━━ Input records

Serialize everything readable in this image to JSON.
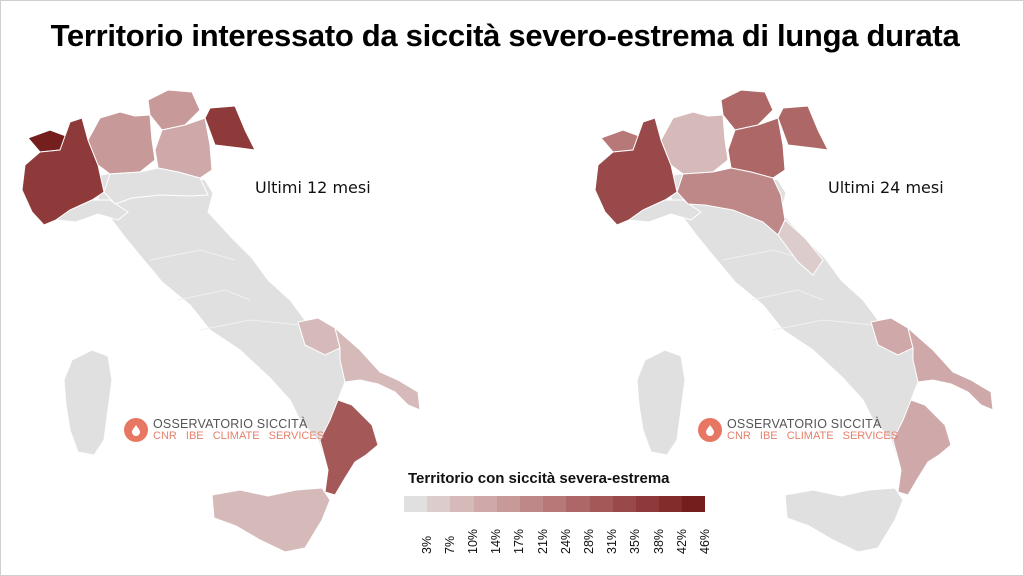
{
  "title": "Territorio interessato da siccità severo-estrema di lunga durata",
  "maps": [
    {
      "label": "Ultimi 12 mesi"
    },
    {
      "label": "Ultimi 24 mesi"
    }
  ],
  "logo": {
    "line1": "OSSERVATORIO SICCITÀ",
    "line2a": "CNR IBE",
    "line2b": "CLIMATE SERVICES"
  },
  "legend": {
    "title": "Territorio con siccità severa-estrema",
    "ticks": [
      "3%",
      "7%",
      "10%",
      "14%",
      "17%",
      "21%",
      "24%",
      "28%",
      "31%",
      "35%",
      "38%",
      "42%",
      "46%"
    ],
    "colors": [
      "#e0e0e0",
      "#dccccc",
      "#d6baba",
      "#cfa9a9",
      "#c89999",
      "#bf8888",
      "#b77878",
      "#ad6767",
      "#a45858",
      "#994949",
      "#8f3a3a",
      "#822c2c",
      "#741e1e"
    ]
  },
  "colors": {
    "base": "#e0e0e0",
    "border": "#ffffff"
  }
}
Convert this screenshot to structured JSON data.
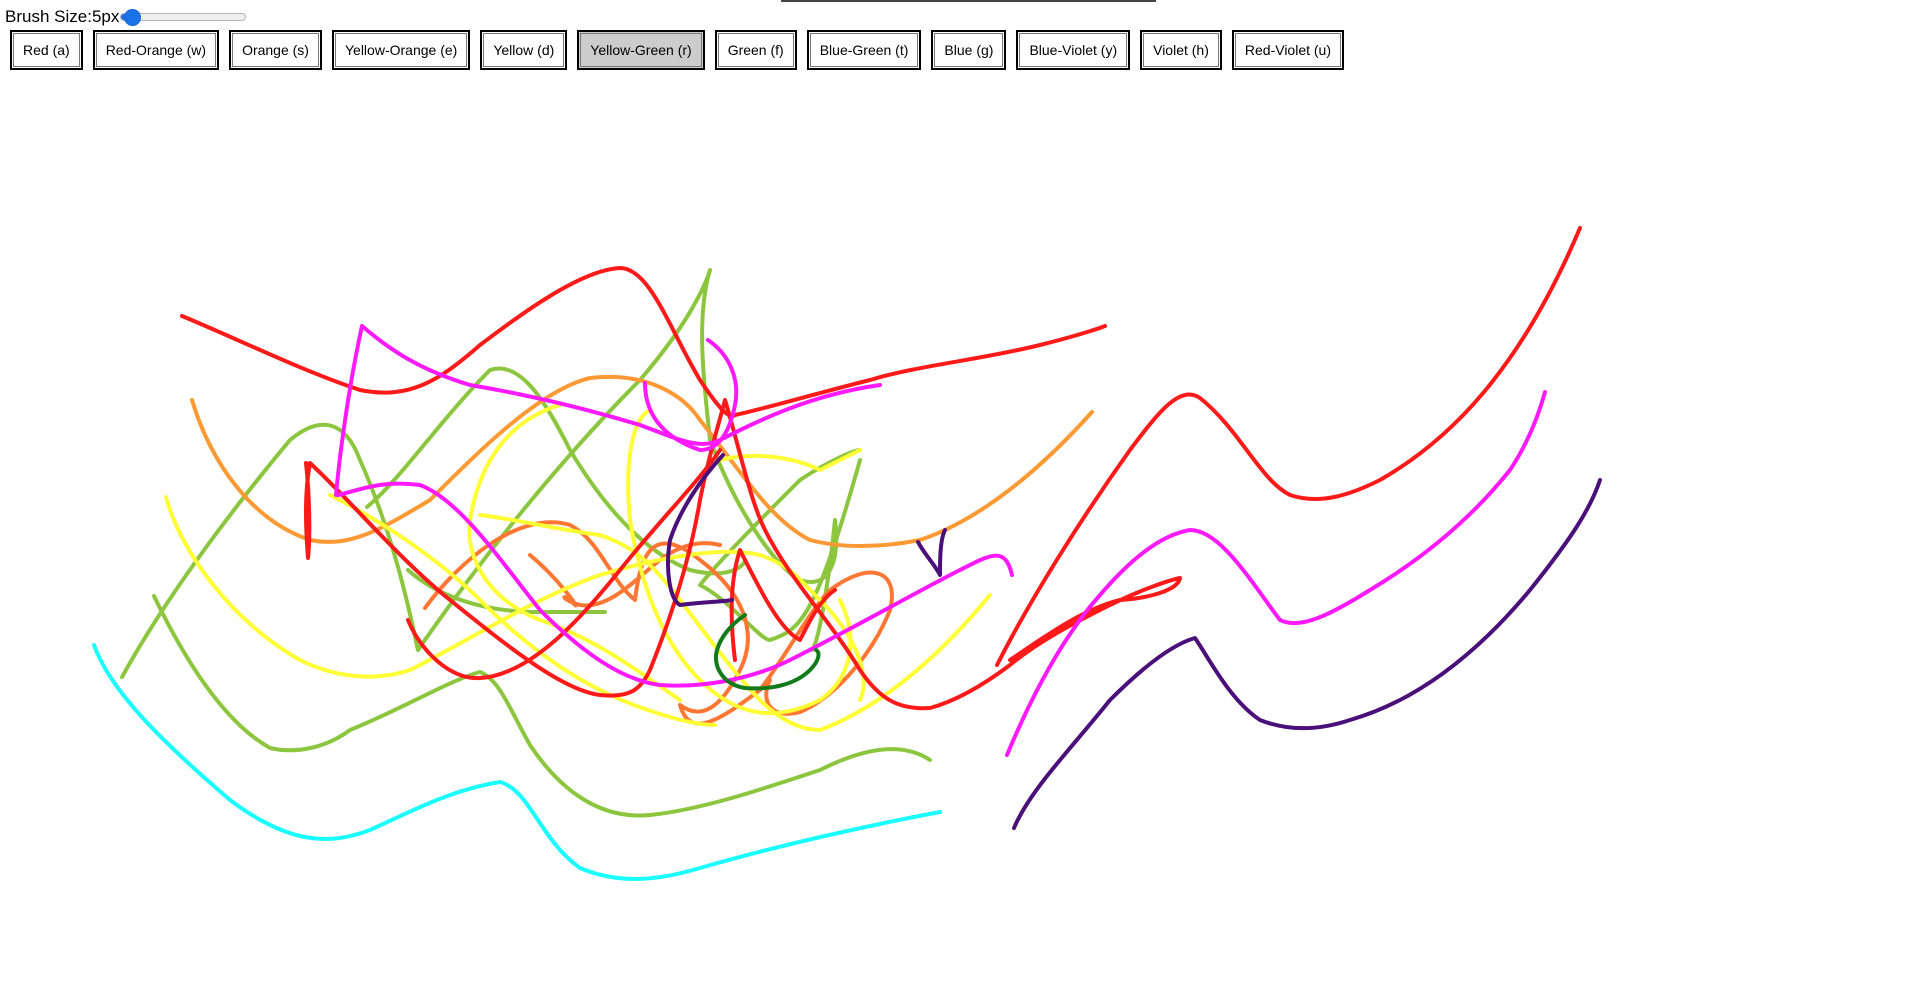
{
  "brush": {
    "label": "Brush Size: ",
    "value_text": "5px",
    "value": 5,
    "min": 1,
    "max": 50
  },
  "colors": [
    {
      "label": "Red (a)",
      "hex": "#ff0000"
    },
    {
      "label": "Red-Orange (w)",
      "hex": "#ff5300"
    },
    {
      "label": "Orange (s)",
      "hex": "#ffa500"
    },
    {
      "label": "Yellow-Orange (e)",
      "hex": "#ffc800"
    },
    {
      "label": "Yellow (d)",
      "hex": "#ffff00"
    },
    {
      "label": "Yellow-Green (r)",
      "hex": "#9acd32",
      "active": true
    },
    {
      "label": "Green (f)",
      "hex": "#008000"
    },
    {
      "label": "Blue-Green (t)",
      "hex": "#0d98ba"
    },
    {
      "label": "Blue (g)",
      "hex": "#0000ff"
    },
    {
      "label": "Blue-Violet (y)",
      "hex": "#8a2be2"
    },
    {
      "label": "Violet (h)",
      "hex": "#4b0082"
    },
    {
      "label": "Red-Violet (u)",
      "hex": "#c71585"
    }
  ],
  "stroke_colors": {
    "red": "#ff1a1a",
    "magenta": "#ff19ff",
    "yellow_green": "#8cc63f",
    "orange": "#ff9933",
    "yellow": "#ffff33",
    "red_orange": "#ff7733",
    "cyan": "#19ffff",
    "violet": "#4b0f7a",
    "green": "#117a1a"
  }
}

━━━━

What is required ▸ All of the entries above should be copied exactly, except for the pictures.

Finished answer ▸
Serialize everything readable in this image to JSON.
{
  "title": "Territorio interessato da siccità severo-estrema di lunga durata",
  "maps": [
    {
      "label": "Ultimi 12 mesi"
    },
    {
      "label": "Ultimi 24 mesi"
    }
  ],
  "logo": {
    "line1": "OSSERVATORIO SICCITÀ",
    "line2a": "CNR IBE",
    "line2b": "CLIMATE SERVICES"
  },
  "legend": {
    "title": "Territorio con siccità severa-estrema",
    "ticks": [
      "3%",
      "7%",
      "10%",
      "14%",
      "17%",
      "21%",
      "24%",
      "28%",
      "31%",
      "35%",
      "38%",
      "42%",
      "46%"
    ],
    "colors": [
      "#e0e0e0",
      "#dccccc",
      "#d6baba",
      "#cfa9a9",
      "#c89999",
      "#bf8888",
      "#b77878",
      "#ad6767",
      "#a45858",
      "#994949",
      "#8f3a3a",
      "#822c2c",
      "#741e1e"
    ]
  },
  "colors": {
    "base": "#e0e0e0",
    "border": "#ffffff"
  }
}
Convert this screenshot to structured JSON data.
{
  "brush": {
    "label": "Brush Size: ",
    "value_text": "5px",
    "value": 5,
    "min": 1,
    "max": 50
  },
  "colors": [
    {
      "label": "Red (a)",
      "hex": "#ff0000"
    },
    {
      "label": "Red-Orange (w)",
      "hex": "#ff5300"
    },
    {
      "label": "Orange (s)",
      "hex": "#ffa500"
    },
    {
      "label": "Yellow-Orange (e)",
      "hex": "#ffc800"
    },
    {
      "label": "Yellow (d)",
      "hex": "#ffff00"
    },
    {
      "label": "Yellow-Green (r)",
      "hex": "#9acd32",
      "active": true
    },
    {
      "label": "Green (f)",
      "hex": "#008000"
    },
    {
      "label": "Blue-Green (t)",
      "hex": "#0d98ba"
    },
    {
      "label": "Blue (g)",
      "hex": "#0000ff"
    },
    {
      "label": "Blue-Violet (y)",
      "hex": "#8a2be2"
    },
    {
      "label": "Violet (h)",
      "hex": "#4b0082"
    },
    {
      "label": "Red-Violet (u)",
      "hex": "#c71585"
    }
  ],
  "stroke_colors": {
    "red": "#ff1a1a",
    "magenta": "#ff19ff",
    "yellow_green": "#8cc63f",
    "orange": "#ff9933",
    "yellow": "#ffff33",
    "red_orange": "#ff7733",
    "cyan": "#19ffff",
    "violet": "#4b0f7a",
    "green": "#117a1a"
  }
}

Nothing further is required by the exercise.